++++ EXTRACTED INFORMATION ++++

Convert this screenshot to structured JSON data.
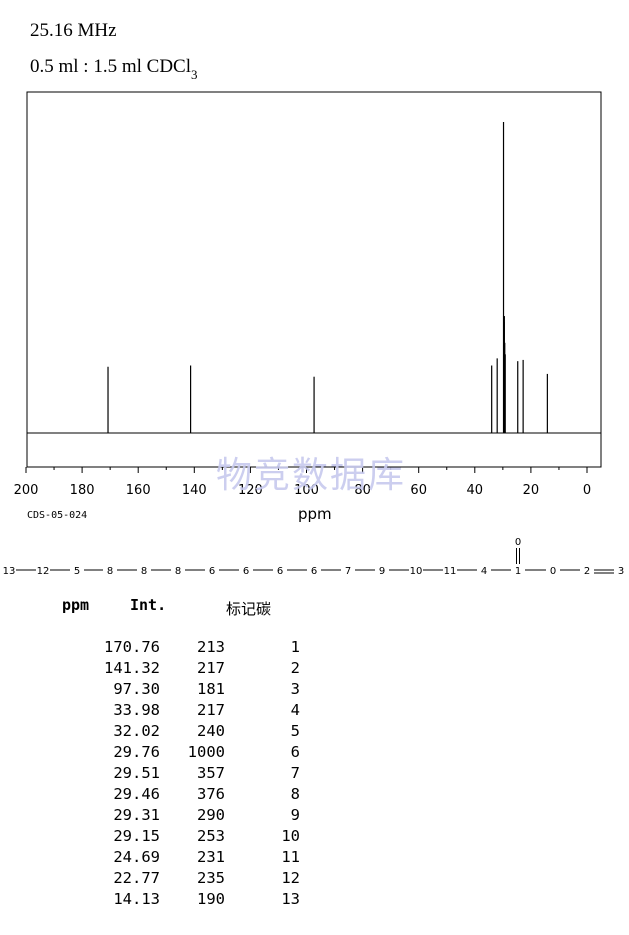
{
  "header": {
    "frequency": "25.16 MHz",
    "solvent_main": "0.5 ml : 1.5 ml CDCl",
    "solvent_sub": "3"
  },
  "watermark": "物竞数据库",
  "spectrum_code": "CDS-05-024",
  "chart_data": {
    "type": "bar",
    "xlabel": "ppm",
    "xlim": [
      200,
      0
    ],
    "x_ticks": [
      200,
      180,
      160,
      140,
      120,
      100,
      80,
      60,
      40,
      20,
      0
    ],
    "ylim": [
      0,
      1000
    ],
    "grid": false,
    "peaks": [
      {
        "ppm": 170.76,
        "intensity": 213
      },
      {
        "ppm": 141.32,
        "intensity": 217
      },
      {
        "ppm": 97.3,
        "intensity": 181
      },
      {
        "ppm": 33.98,
        "intensity": 217
      },
      {
        "ppm": 32.02,
        "intensity": 240
      },
      {
        "ppm": 29.76,
        "intensity": 1000
      },
      {
        "ppm": 29.51,
        "intensity": 357
      },
      {
        "ppm": 29.46,
        "intensity": 376
      },
      {
        "ppm": 29.31,
        "intensity": 290
      },
      {
        "ppm": 29.15,
        "intensity": 253
      },
      {
        "ppm": 24.69,
        "intensity": 231
      },
      {
        "ppm": 22.77,
        "intensity": 235
      },
      {
        "ppm": 14.13,
        "intensity": 190
      }
    ]
  },
  "structure": {
    "chain_labels": [
      "13",
      "12",
      "5",
      "8",
      "8",
      "8",
      "6",
      "6",
      "6",
      "6",
      "7",
      "9",
      "10",
      "11",
      "4",
      "1",
      "0",
      "2",
      "3"
    ],
    "carbonyl_o": "0"
  },
  "table": {
    "headers": {
      "ppm": "ppm",
      "int": "Int.",
      "assign": "标记碳"
    },
    "rows": [
      {
        "ppm": "170.76",
        "int": "213",
        "assign": "1"
      },
      {
        "ppm": "141.32",
        "int": "217",
        "assign": "2"
      },
      {
        "ppm": "97.30",
        "int": "181",
        "assign": "3"
      },
      {
        "ppm": "33.98",
        "int": "217",
        "assign": "4"
      },
      {
        "ppm": "32.02",
        "int": "240",
        "assign": "5"
      },
      {
        "ppm": "29.76",
        "int": "1000",
        "assign": "6"
      },
      {
        "ppm": "29.51",
        "int": "357",
        "assign": "7"
      },
      {
        "ppm": "29.46",
        "int": "376",
        "assign": "8"
      },
      {
        "ppm": "29.31",
        "int": "290",
        "assign": "9"
      },
      {
        "ppm": "29.15",
        "int": "253",
        "assign": "10"
      },
      {
        "ppm": "24.69",
        "int": "231",
        "assign": "11"
      },
      {
        "ppm": "22.77",
        "int": "235",
        "assign": "12"
      },
      {
        "ppm": "14.13",
        "int": "190",
        "assign": "13"
      }
    ]
  }
}
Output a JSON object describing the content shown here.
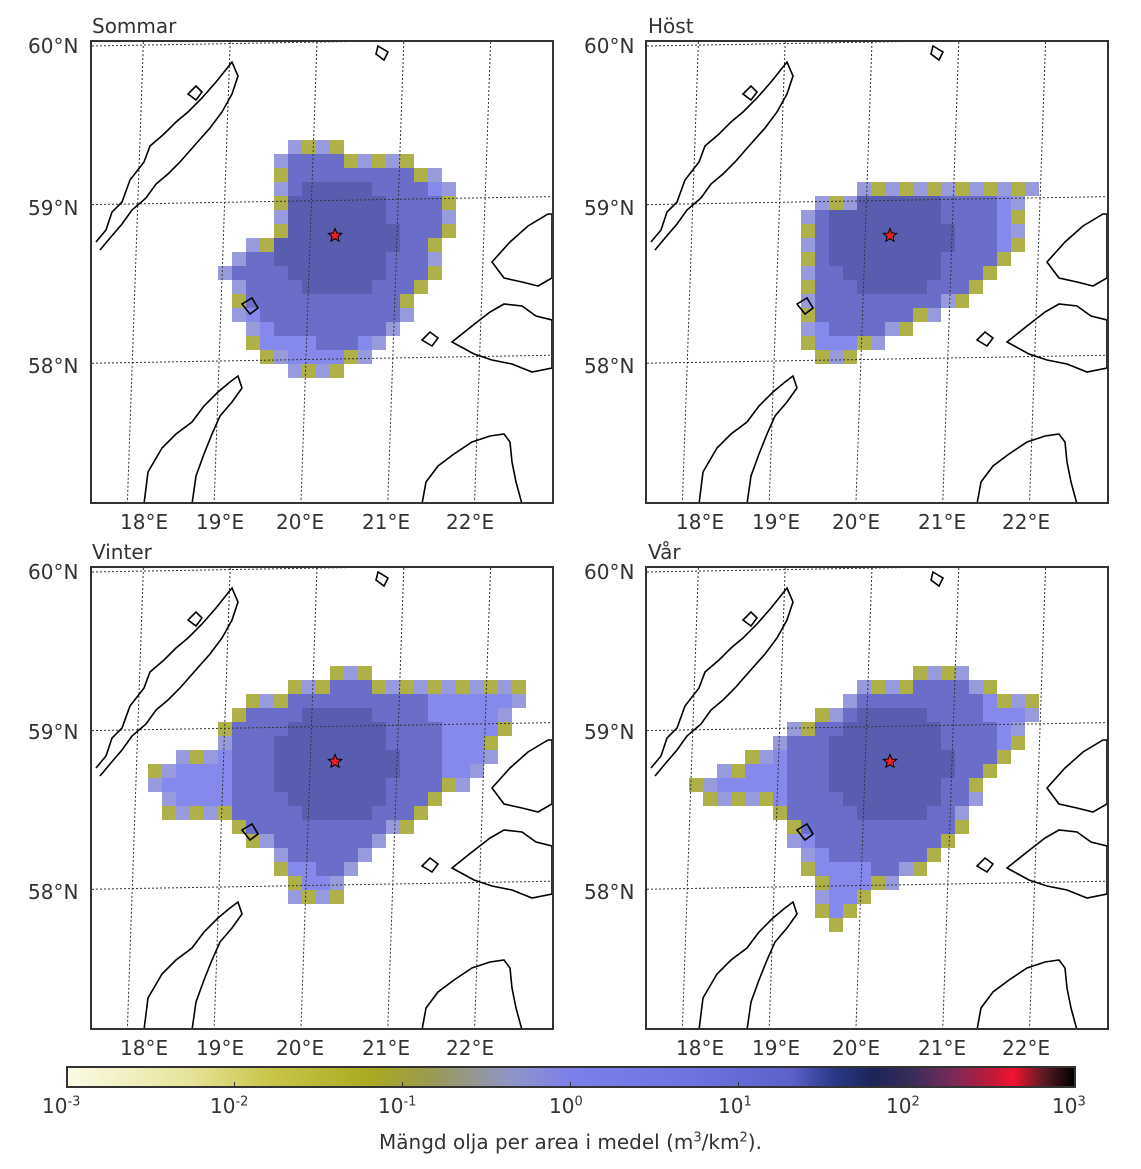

++++

## [YOUR GOAL]
In the copy, include no pictures; restate the listing above exactly.

## [TASK OUTPUT]
Convert this screenshot to structured JSON data.
{
  "header": {
    "frequency": "25.16 MHz",
    "solvent_main": "0.5 ml : 1.5 ml CDCl",
    "solvent_sub": "3"
  },
  "watermark": "物竞数据库",
  "spectrum_code": "CDS-05-024",
  "chart_data": {
    "type": "bar",
    "xlabel": "ppm",
    "xlim": [
      200,
      0
    ],
    "x_ticks": [
      200,
      180,
      160,
      140,
      120,
      100,
      80,
      60,
      40,
      20,
      0
    ],
    "ylim": [
      0,
      1000
    ],
    "grid": false,
    "peaks": [
      {
        "ppm": 170.76,
        "intensity": 213
      },
      {
        "ppm": 141.32,
        "intensity": 217
      },
      {
        "ppm": 97.3,
        "intensity": 181
      },
      {
        "ppm": 33.98,
        "intensity": 217
      },
      {
        "ppm": 32.02,
        "intensity": 240
      },
      {
        "ppm": 29.76,
        "intensity": 1000
      },
      {
        "ppm": 29.51,
        "intensity": 357
      },
      {
        "ppm": 29.46,
        "intensity": 376
      },
      {
        "ppm": 29.31,
        "intensity": 290
      },
      {
        "ppm": 29.15,
        "intensity": 253
      },
      {
        "ppm": 24.69,
        "intensity": 231
      },
      {
        "ppm": 22.77,
        "intensity": 235
      },
      {
        "ppm": 14.13,
        "intensity": 190
      }
    ]
  },
  "structure": {
    "chain_labels": [
      "13",
      "12",
      "5",
      "8",
      "8",
      "8",
      "6",
      "6",
      "6",
      "6",
      "7",
      "9",
      "10",
      "11",
      "4",
      "1",
      "0",
      "2",
      "3"
    ],
    "carbonyl_o": "0"
  },
  "table": {
    "headers": {
      "ppm": "ppm",
      "int": "Int.",
      "assign": "标记碳"
    },
    "rows": [
      {
        "ppm": "170.76",
        "int": "213",
        "assign": "1"
      },
      {
        "ppm": "141.32",
        "int": "217",
        "assign": "2"
      },
      {
        "ppm": "97.30",
        "int": "181",
        "assign": "3"
      },
      {
        "ppm": "33.98",
        "int": "217",
        "assign": "4"
      },
      {
        "ppm": "32.02",
        "int": "240",
        "assign": "5"
      },
      {
        "ppm": "29.76",
        "int": "1000",
        "assign": "6"
      },
      {
        "ppm": "29.51",
        "int": "357",
        "assign": "7"
      },
      {
        "ppm": "29.46",
        "int": "376",
        "assign": "8"
      },
      {
        "ppm": "29.31",
        "int": "290",
        "assign": "9"
      },
      {
        "ppm": "29.15",
        "int": "253",
        "assign": "10"
      },
      {
        "ppm": "24.69",
        "int": "231",
        "assign": "11"
      },
      {
        "ppm": "22.77",
        "int": "235",
        "assign": "12"
      },
      {
        "ppm": "14.13",
        "int": "190",
        "assign": "13"
      }
    ]
  }
}
Output a JSON object describing the content shown here.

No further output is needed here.